Problem to solve → Scan the entries below and report only how many lines contain "Connector".

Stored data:
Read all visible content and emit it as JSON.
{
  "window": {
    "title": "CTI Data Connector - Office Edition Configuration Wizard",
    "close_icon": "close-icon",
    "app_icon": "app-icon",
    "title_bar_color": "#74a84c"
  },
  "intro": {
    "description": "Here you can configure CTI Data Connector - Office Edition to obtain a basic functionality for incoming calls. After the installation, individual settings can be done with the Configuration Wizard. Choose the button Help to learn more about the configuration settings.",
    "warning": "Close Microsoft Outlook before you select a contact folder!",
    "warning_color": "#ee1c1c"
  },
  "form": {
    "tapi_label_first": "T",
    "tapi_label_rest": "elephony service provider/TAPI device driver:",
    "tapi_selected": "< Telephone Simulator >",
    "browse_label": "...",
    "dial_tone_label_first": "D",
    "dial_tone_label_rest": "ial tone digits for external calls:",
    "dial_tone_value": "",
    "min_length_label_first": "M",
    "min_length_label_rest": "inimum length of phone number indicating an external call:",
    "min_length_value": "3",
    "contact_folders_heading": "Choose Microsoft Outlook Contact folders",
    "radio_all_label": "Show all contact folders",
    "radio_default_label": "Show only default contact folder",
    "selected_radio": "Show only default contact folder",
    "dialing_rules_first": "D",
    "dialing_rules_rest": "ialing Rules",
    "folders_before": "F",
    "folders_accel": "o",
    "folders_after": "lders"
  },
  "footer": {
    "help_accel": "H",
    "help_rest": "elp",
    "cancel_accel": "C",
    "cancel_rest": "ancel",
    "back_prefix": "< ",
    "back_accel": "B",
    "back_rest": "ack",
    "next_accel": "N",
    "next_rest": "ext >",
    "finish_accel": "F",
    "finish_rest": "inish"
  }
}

Right answer → 2